[Request]
For the records below, say how many lines contain the string "code". Give the number only.

═════ Material ═════

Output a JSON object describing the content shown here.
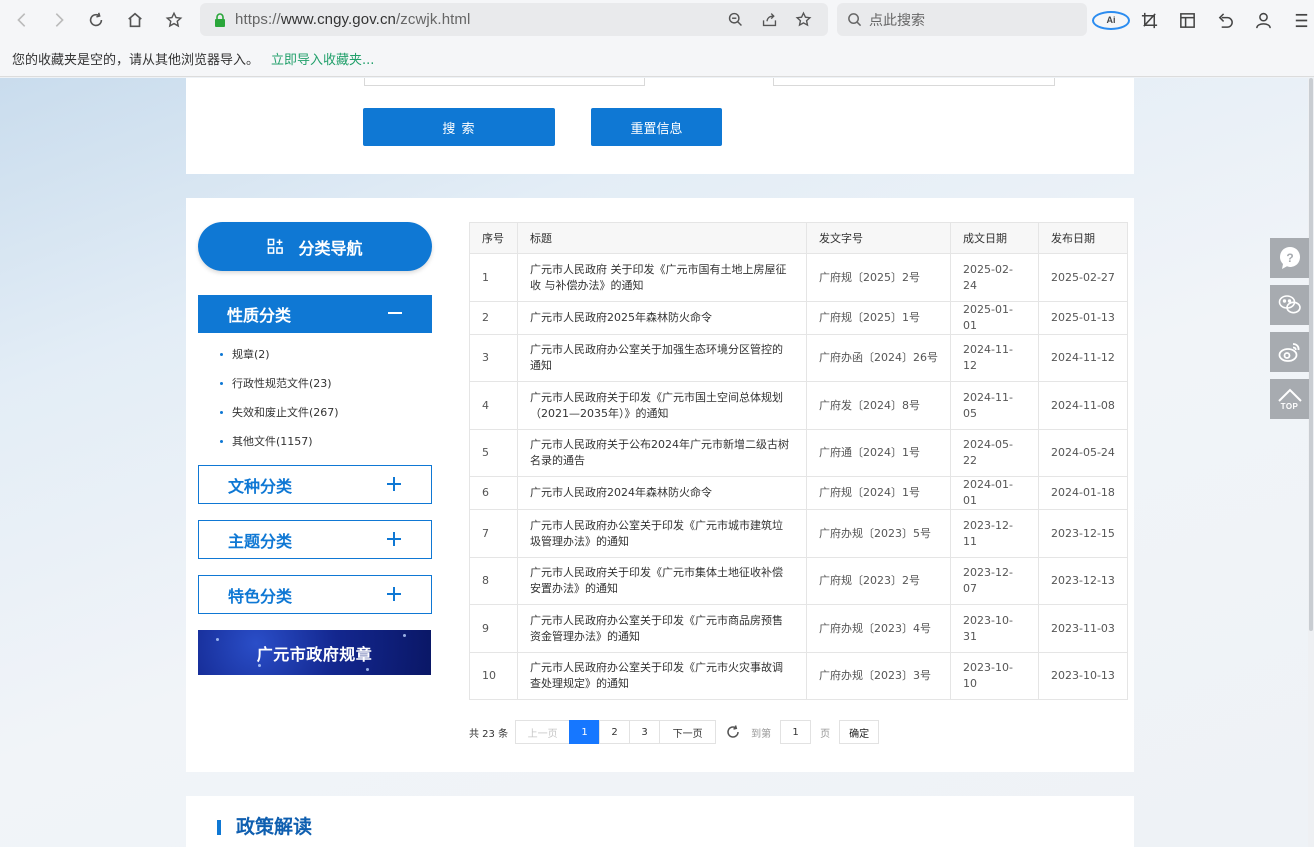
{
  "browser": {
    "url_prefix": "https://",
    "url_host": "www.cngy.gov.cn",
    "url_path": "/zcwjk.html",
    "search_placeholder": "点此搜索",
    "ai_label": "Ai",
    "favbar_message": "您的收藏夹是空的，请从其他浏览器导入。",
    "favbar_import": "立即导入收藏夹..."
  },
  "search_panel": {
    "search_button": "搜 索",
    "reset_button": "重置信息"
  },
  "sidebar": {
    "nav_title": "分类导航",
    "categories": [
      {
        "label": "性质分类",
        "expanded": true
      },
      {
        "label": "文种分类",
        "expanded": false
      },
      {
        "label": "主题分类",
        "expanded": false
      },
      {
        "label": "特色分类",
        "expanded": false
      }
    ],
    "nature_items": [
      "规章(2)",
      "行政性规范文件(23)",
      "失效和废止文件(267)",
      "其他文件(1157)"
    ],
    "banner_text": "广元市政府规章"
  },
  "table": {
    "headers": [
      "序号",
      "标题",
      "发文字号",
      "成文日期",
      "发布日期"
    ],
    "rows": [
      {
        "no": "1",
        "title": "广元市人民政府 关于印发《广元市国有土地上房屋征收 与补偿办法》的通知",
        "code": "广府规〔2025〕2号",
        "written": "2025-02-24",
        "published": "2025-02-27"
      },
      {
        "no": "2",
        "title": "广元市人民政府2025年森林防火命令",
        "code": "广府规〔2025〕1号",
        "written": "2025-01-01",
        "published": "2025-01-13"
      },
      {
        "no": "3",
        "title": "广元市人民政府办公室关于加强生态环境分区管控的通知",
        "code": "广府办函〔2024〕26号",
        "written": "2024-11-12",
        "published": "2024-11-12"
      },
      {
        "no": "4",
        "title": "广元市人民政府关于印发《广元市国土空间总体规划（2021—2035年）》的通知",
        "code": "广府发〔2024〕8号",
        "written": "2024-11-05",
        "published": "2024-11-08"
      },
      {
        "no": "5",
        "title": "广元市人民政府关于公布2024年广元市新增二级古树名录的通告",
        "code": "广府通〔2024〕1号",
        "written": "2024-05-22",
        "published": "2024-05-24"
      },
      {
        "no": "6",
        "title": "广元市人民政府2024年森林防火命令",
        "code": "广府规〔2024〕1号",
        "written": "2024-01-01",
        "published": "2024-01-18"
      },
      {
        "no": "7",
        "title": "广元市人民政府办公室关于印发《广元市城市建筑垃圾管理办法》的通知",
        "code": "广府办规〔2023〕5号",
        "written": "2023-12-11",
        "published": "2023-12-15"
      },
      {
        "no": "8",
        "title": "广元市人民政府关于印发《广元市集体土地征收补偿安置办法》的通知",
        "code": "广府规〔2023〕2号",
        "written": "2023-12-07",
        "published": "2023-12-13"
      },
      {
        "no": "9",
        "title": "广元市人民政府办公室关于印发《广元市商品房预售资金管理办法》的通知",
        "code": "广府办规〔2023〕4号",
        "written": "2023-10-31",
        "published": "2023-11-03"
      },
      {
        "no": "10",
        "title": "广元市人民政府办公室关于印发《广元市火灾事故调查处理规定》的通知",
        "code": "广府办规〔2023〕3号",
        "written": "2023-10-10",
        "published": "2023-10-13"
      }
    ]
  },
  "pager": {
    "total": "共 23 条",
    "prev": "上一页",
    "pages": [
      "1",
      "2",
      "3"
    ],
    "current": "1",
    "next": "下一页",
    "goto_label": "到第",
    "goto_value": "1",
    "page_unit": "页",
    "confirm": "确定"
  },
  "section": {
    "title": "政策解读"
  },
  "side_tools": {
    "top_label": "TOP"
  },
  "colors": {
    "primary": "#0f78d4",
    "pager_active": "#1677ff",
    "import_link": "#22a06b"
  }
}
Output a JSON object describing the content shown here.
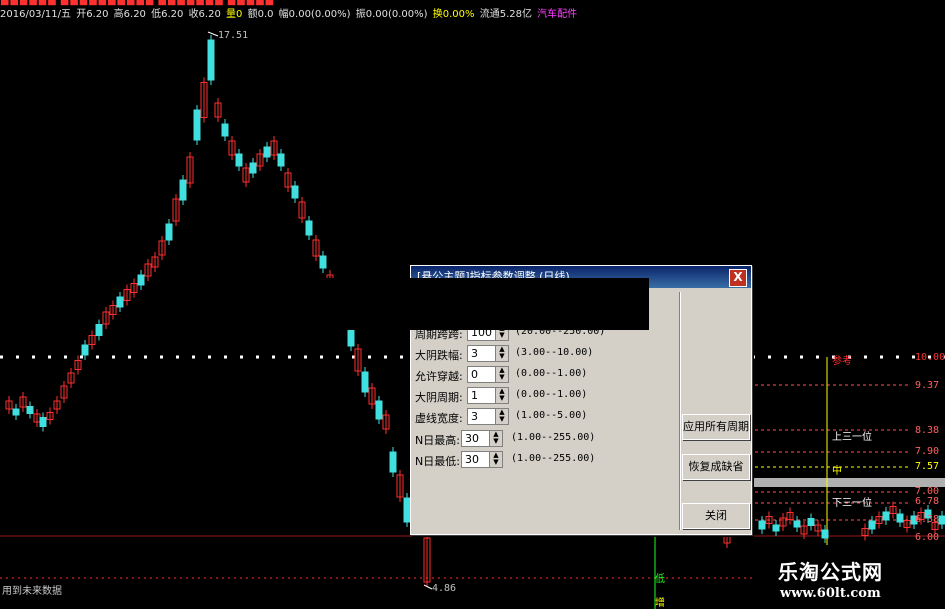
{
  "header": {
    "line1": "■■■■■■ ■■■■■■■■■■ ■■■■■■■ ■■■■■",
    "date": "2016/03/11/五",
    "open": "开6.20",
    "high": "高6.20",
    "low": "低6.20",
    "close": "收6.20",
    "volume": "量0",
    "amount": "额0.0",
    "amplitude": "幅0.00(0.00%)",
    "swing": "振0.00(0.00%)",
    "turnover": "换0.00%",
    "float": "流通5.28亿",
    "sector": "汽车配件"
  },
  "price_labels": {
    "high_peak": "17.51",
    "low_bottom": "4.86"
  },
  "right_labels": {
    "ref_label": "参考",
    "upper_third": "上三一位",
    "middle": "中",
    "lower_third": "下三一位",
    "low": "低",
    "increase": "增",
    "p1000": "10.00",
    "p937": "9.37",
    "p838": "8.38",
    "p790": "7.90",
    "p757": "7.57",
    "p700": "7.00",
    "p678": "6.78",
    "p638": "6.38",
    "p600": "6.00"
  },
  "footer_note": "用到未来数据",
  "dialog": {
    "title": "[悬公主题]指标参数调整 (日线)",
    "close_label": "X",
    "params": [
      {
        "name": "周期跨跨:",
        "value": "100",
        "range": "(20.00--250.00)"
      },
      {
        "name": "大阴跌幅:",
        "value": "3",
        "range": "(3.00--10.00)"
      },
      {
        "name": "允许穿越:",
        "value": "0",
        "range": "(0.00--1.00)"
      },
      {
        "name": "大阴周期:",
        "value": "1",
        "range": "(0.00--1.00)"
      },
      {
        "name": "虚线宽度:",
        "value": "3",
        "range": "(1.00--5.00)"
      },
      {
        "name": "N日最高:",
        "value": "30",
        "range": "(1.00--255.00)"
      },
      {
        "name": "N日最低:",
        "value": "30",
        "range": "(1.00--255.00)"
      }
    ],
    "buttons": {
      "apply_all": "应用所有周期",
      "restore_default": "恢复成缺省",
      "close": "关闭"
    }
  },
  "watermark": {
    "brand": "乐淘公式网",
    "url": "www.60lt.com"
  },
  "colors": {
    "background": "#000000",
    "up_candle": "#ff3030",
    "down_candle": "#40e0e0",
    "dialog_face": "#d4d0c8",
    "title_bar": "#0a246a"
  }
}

═════
═════ Material ═════

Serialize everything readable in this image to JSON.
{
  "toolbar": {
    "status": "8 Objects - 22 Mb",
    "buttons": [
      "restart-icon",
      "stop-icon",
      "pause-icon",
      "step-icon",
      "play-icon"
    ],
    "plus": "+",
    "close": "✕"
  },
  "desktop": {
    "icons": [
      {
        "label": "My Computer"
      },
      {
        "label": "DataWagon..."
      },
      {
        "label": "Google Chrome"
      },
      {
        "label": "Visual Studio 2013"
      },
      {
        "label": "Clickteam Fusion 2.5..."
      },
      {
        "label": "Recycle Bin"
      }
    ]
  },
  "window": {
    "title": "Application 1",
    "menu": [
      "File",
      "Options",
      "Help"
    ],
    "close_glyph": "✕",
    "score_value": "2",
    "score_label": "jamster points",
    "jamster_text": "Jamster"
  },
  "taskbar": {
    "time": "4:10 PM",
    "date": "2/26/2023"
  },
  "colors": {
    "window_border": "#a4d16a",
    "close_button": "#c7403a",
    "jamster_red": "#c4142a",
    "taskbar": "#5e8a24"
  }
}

═════
═════ Material ═════

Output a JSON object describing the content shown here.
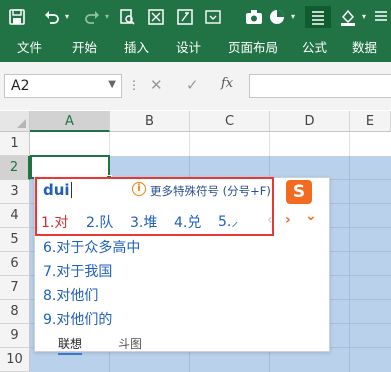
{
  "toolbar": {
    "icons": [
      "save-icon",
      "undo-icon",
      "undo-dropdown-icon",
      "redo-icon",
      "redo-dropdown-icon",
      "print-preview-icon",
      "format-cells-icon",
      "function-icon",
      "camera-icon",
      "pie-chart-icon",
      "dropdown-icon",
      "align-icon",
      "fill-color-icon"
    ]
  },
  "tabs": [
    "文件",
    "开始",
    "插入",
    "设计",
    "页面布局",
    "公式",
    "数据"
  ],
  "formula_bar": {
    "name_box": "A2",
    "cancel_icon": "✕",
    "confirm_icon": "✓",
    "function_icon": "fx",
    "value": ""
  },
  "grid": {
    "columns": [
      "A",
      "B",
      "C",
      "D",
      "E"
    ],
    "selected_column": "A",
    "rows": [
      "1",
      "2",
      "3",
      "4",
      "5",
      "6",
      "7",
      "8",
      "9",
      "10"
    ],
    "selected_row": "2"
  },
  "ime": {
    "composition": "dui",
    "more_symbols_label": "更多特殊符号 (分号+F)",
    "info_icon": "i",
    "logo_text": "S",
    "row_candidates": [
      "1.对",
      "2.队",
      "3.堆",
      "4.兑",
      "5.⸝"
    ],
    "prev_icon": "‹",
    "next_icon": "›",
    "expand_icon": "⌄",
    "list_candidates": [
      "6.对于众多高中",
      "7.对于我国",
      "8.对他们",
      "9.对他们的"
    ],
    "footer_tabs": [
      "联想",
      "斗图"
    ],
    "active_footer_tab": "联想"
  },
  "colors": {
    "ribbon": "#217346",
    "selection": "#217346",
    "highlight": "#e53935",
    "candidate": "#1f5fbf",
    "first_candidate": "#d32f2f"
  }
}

═════

[Exercise response]
10